[Entries from a dataset]
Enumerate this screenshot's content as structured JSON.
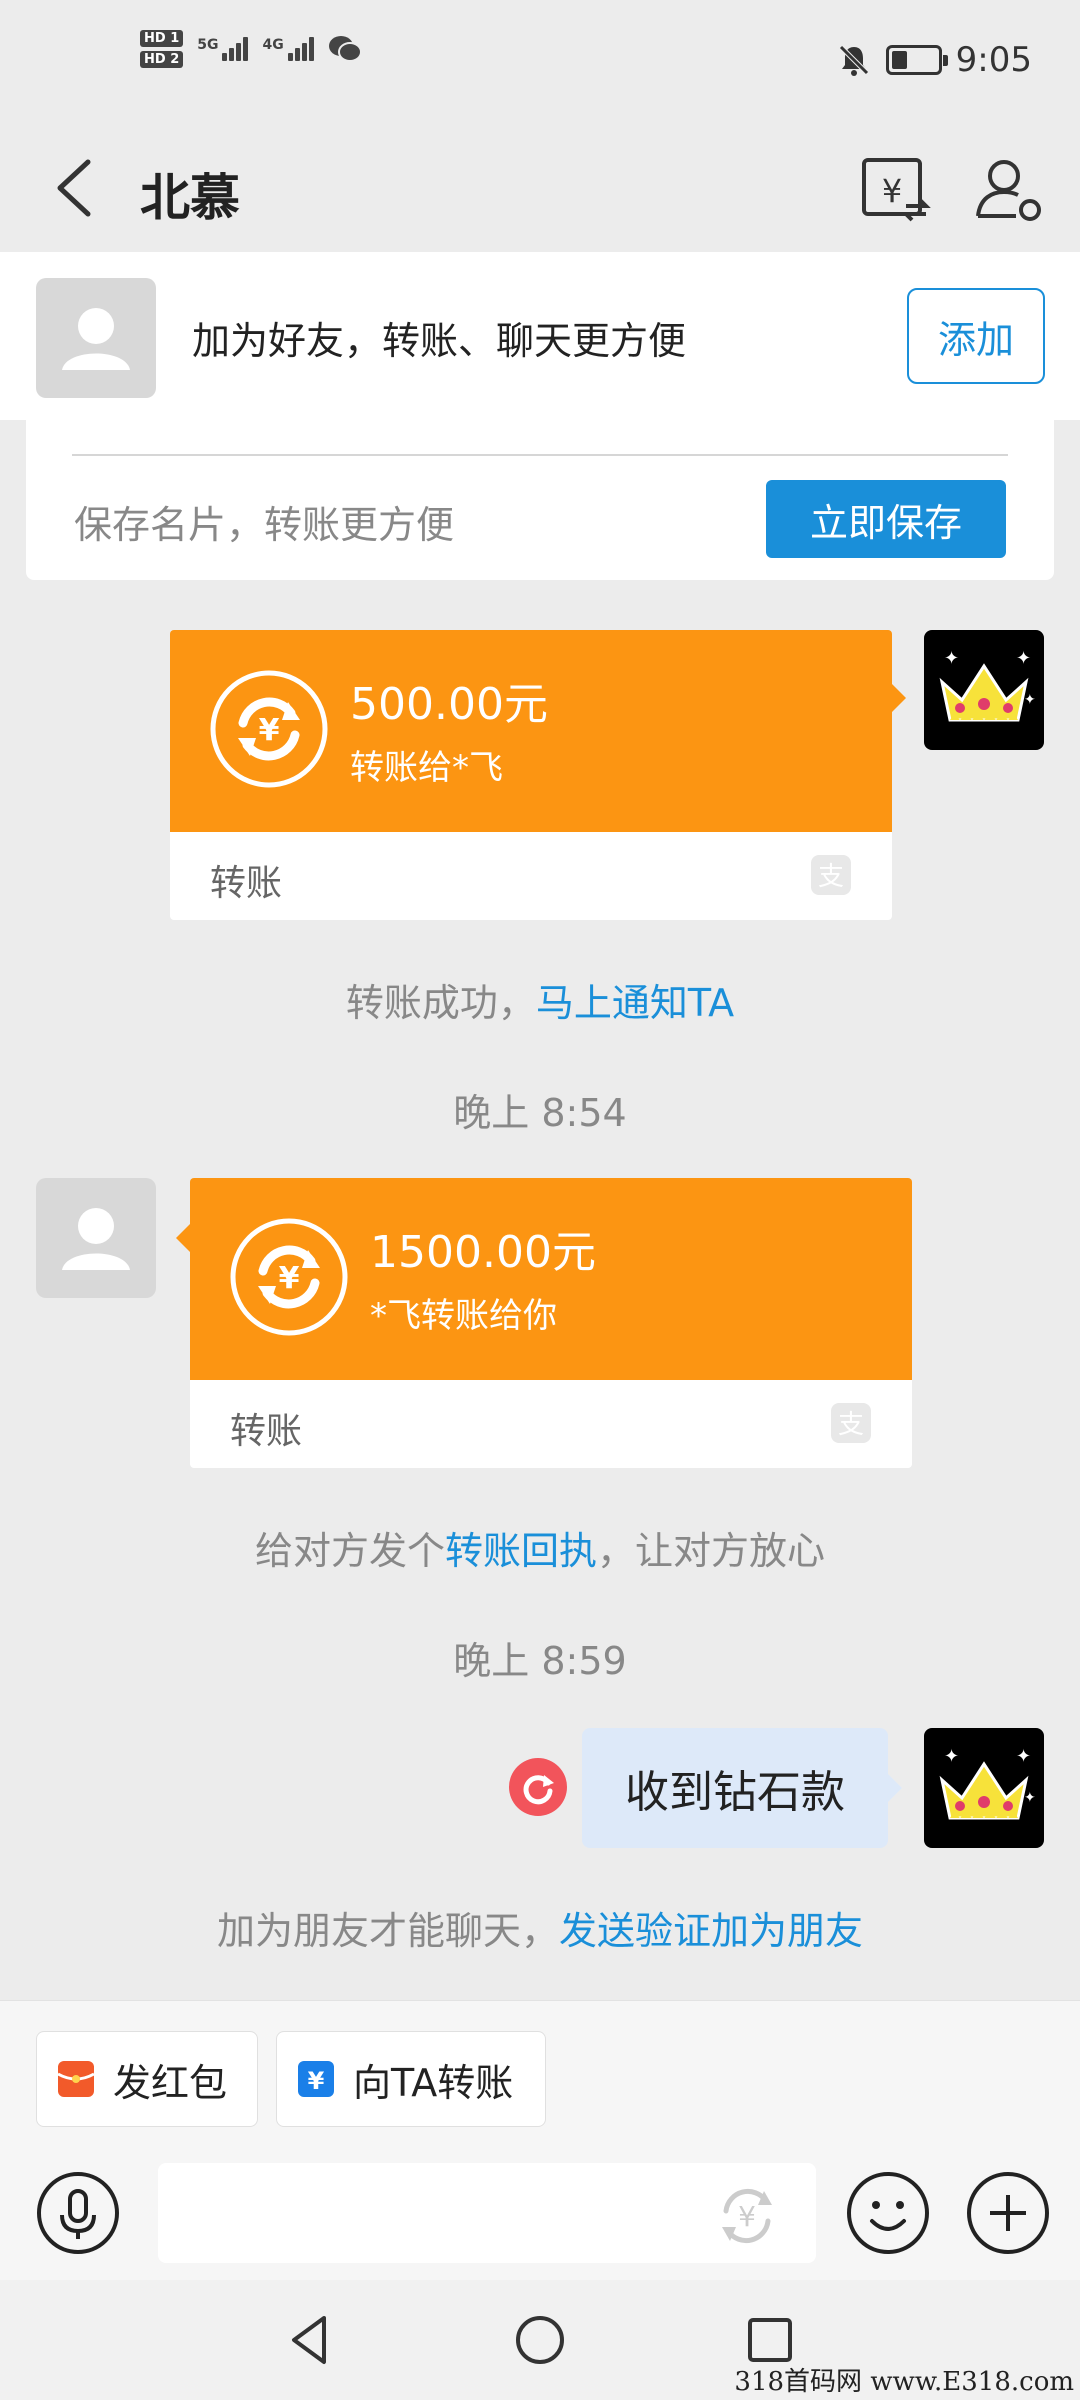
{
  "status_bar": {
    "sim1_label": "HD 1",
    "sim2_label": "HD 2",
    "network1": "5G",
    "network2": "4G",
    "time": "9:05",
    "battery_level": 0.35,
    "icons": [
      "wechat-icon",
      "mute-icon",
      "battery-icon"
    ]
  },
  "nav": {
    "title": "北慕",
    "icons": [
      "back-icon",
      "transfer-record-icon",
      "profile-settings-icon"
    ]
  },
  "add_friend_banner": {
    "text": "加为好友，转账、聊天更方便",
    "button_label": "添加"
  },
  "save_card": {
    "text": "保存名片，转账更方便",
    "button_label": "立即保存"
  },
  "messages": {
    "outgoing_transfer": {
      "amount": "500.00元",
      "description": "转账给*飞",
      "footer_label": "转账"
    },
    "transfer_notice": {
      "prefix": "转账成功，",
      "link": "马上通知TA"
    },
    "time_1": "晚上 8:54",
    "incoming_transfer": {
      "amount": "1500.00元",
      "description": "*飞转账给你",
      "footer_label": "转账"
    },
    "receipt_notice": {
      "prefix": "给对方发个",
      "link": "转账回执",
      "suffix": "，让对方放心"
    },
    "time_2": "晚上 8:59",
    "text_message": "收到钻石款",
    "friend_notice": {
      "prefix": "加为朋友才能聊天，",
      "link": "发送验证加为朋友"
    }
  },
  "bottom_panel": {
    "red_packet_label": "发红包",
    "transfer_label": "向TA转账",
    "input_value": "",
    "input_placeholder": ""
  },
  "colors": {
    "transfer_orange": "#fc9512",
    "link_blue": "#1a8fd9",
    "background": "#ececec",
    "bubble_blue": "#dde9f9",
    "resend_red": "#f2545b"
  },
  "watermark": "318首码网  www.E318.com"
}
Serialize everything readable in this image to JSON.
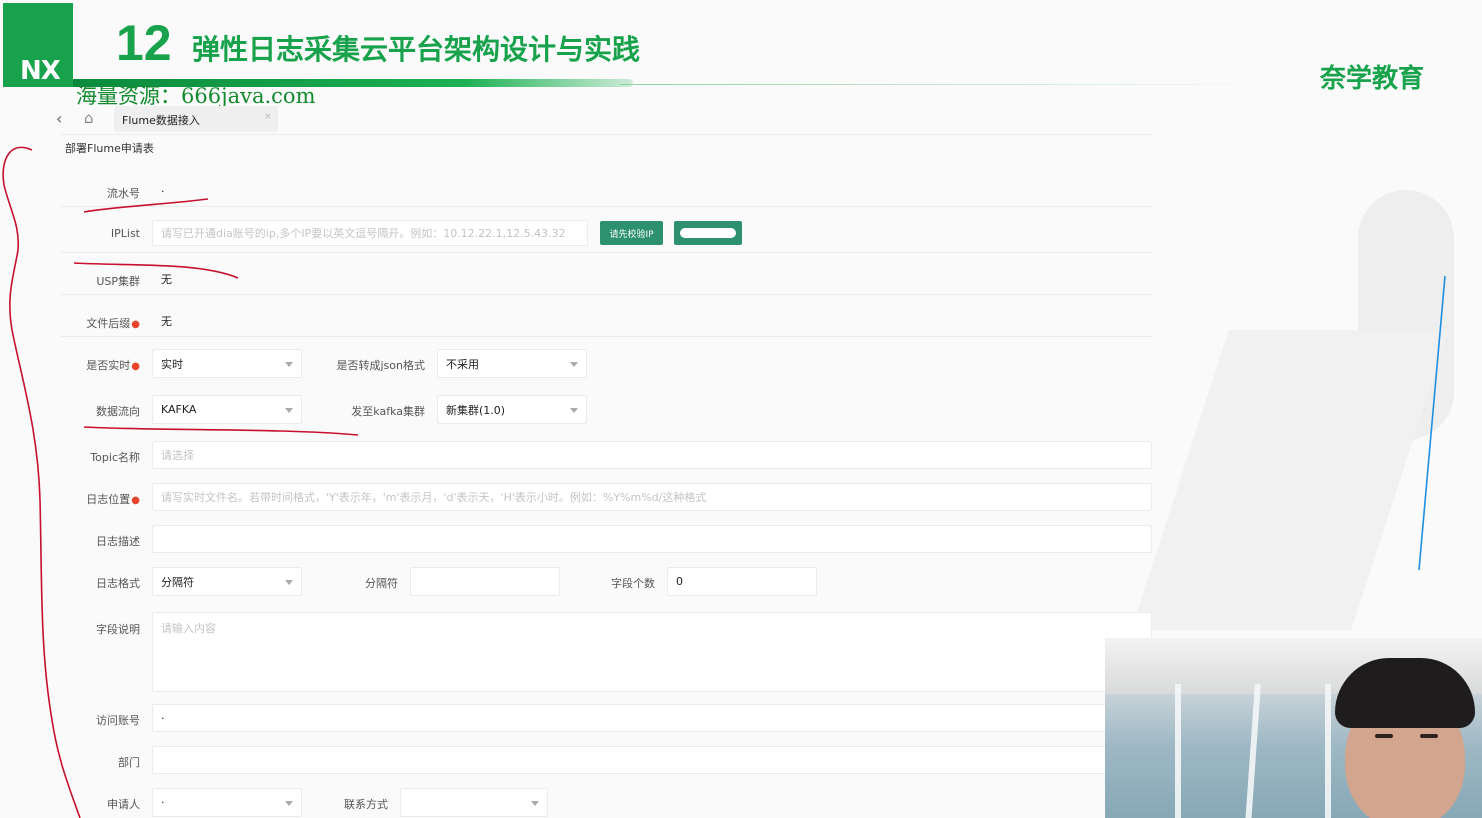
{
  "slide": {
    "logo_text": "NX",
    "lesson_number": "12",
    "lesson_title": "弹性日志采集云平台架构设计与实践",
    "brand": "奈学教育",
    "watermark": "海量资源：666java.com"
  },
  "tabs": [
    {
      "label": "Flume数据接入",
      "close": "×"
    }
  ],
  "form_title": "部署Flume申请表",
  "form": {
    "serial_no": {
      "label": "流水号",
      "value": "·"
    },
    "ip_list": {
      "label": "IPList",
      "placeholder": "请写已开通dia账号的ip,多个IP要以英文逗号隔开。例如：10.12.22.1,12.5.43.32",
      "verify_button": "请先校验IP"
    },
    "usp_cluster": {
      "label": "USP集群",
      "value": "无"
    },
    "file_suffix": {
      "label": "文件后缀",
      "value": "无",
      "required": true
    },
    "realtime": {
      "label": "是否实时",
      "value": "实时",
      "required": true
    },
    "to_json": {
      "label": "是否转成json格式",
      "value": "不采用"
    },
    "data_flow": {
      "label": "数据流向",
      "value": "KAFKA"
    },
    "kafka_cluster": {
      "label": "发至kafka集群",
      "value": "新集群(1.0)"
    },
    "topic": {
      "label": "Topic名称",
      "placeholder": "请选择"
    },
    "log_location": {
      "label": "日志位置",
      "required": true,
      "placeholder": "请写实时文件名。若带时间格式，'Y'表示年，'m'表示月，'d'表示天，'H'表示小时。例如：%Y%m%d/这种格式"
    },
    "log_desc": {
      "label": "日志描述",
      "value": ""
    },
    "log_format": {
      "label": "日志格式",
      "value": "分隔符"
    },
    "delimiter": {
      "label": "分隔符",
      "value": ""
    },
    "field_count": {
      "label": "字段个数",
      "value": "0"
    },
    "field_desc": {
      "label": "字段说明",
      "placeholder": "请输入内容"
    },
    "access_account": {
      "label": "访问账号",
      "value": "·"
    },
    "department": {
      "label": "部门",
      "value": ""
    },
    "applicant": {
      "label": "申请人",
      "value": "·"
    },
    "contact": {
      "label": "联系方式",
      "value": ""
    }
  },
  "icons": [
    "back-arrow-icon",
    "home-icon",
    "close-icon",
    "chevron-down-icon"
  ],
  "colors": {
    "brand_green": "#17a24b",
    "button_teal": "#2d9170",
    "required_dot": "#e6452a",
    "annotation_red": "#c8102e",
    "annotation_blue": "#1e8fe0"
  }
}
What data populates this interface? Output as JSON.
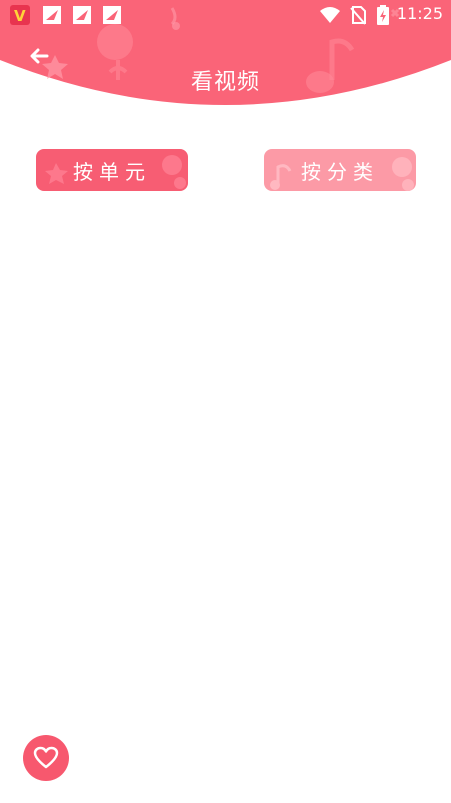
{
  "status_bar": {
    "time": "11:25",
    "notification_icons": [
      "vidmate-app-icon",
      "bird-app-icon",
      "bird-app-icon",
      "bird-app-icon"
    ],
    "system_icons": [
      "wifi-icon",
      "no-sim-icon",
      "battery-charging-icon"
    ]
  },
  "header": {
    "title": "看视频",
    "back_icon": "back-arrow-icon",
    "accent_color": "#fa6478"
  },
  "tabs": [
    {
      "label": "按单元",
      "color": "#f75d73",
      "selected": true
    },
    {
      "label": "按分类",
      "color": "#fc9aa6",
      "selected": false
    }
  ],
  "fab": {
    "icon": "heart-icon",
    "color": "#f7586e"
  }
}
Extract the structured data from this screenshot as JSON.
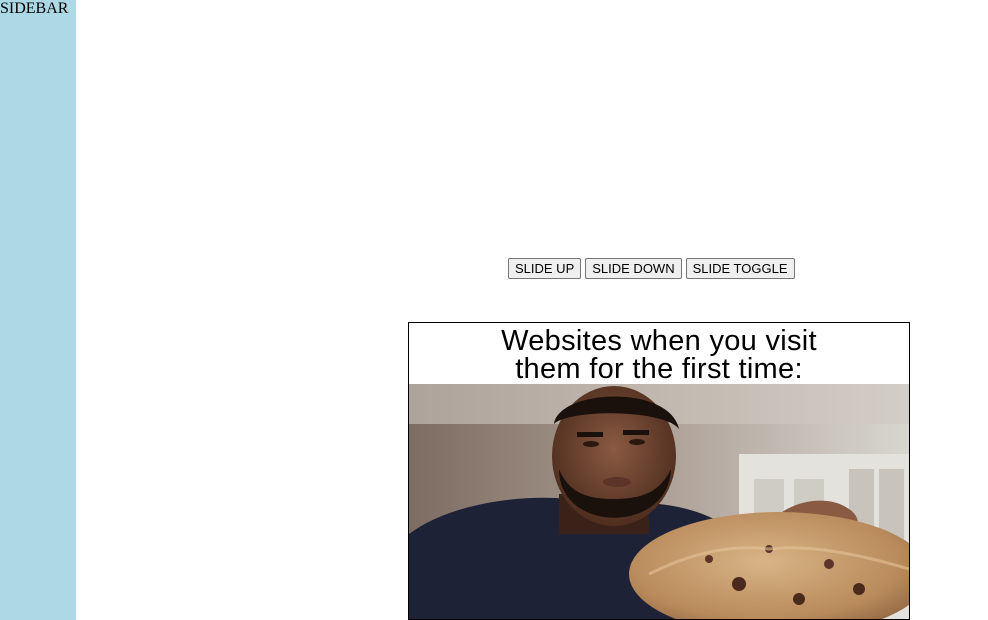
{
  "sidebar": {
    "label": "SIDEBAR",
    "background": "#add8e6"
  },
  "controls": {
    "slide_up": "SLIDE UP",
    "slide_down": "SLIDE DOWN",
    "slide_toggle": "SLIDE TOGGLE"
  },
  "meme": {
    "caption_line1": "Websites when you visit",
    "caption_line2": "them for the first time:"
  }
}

__Written exercise__. None of the pictures should appear; repeat the records exactly otherwise.

__Solution to this problem__.
Enumerate this screenshot's content as structured JSON.
{
  "status_bar": {
    "sim1_label": "HD 1",
    "sim2_label": "HD 2",
    "network1": "5G",
    "network2": "4G",
    "time": "9:05",
    "battery_level": 0.35,
    "icons": [
      "wechat-icon",
      "mute-icon",
      "battery-icon"
    ]
  },
  "nav": {
    "title": "北慕",
    "icons": [
      "back-icon",
      "transfer-record-icon",
      "profile-settings-icon"
    ]
  },
  "add_friend_banner": {
    "text": "加为好友，转账、聊天更方便",
    "button_label": "添加"
  },
  "save_card": {
    "text": "保存名片，转账更方便",
    "button_label": "立即保存"
  },
  "messages": {
    "outgoing_transfer": {
      "amount": "500.00元",
      "description": "转账给*飞",
      "footer_label": "转账"
    },
    "transfer_notice": {
      "prefix": "转账成功，",
      "link": "马上通知TA"
    },
    "time_1": "晚上 8:54",
    "incoming_transfer": {
      "amount": "1500.00元",
      "description": "*飞转账给你",
      "footer_label": "转账"
    },
    "receipt_notice": {
      "prefix": "给对方发个",
      "link": "转账回执",
      "suffix": "，让对方放心"
    },
    "time_2": "晚上 8:59",
    "text_message": "收到钻石款",
    "friend_notice": {
      "prefix": "加为朋友才能聊天，",
      "link": "发送验证加为朋友"
    }
  },
  "bottom_panel": {
    "red_packet_label": "发红包",
    "transfer_label": "向TA转账",
    "input_value": "",
    "input_placeholder": ""
  },
  "colors": {
    "transfer_orange": "#fc9512",
    "link_blue": "#1a8fd9",
    "background": "#ececec",
    "bubble_blue": "#dde9f9",
    "resend_red": "#f2545b"
  },
  "watermark": "318首码网  www.E318.com"
}
Serialize everything readable in this image to JSON.
{
  "slide": {
    "logo_text": "NX",
    "lesson_number": "12",
    "lesson_title": "弹性日志采集云平台架构设计与实践",
    "brand": "奈学教育",
    "watermark": "海量资源：666java.com"
  },
  "tabs": [
    {
      "label": "Flume数据接入",
      "close": "×"
    }
  ],
  "form_title": "部署Flume申请表",
  "form": {
    "serial_no": {
      "label": "流水号",
      "value": "·"
    },
    "ip_list": {
      "label": "IPList",
      "placeholder": "请写已开通dia账号的ip,多个IP要以英文逗号隔开。例如：10.12.22.1,12.5.43.32",
      "verify_button": "请先校验IP"
    },
    "usp_cluster": {
      "label": "USP集群",
      "value": "无"
    },
    "file_suffix": {
      "label": "文件后缀",
      "value": "无",
      "required": true
    },
    "realtime": {
      "label": "是否实时",
      "value": "实时",
      "required": true
    },
    "to_json": {
      "label": "是否转成json格式",
      "value": "不采用"
    },
    "data_flow": {
      "label": "数据流向",
      "value": "KAFKA"
    },
    "kafka_cluster": {
      "label": "发至kafka集群",
      "value": "新集群(1.0)"
    },
    "topic": {
      "label": "Topic名称",
      "placeholder": "请选择"
    },
    "log_location": {
      "label": "日志位置",
      "required": true,
      "placeholder": "请写实时文件名。若带时间格式，'Y'表示年，'m'表示月，'d'表示天，'H'表示小时。例如：%Y%m%d/这种格式"
    },
    "log_desc": {
      "label": "日志描述",
      "value": ""
    },
    "log_format": {
      "label": "日志格式",
      "value": "分隔符"
    },
    "delimiter": {
      "label": "分隔符",
      "value": ""
    },
    "field_count": {
      "label": "字段个数",
      "value": "0"
    },
    "field_desc": {
      "label": "字段说明",
      "placeholder": "请输入内容"
    },
    "access_account": {
      "label": "访问账号",
      "value": "·"
    },
    "department": {
      "label": "部门",
      "value": ""
    },
    "applicant": {
      "label": "申请人",
      "value": "·"
    },
    "contact": {
      "label": "联系方式",
      "value": ""
    }
  },
  "icons": [
    "back-arrow-icon",
    "home-icon",
    "close-icon",
    "chevron-down-icon"
  ],
  "colors": {
    "brand_green": "#17a24b",
    "button_teal": "#2d9170",
    "required_dot": "#e6452a",
    "annotation_red": "#c8102e",
    "annotation_blue": "#1e8fe0"
  }
}
What data populates this interface? Output as JSON.
{
  "status_bar": {
    "time": "11:25",
    "notification_icons": [
      "vidmate-app-icon",
      "bird-app-icon",
      "bird-app-icon",
      "bird-app-icon"
    ],
    "system_icons": [
      "wifi-icon",
      "no-sim-icon",
      "battery-charging-icon"
    ]
  },
  "header": {
    "title": "看视频",
    "back_icon": "back-arrow-icon",
    "accent_color": "#fa6478"
  },
  "tabs": [
    {
      "label": "按单元",
      "color": "#f75d73",
      "selected": true
    },
    {
      "label": "按分类",
      "color": "#fc9aa6",
      "selected": false
    }
  ],
  "fab": {
    "icon": "heart-icon",
    "color": "#f7586e"
  }
}
Extract the structured data from this screenshot as JSON.
{
  "sidebar": {
    "label": "SIDEBAR",
    "background": "#add8e6"
  },
  "controls": {
    "slide_up": "SLIDE UP",
    "slide_down": "SLIDE DOWN",
    "slide_toggle": "SLIDE TOGGLE"
  },
  "meme": {
    "caption_line1": "Websites when you visit",
    "caption_line2": "them for the first time:"
  }
}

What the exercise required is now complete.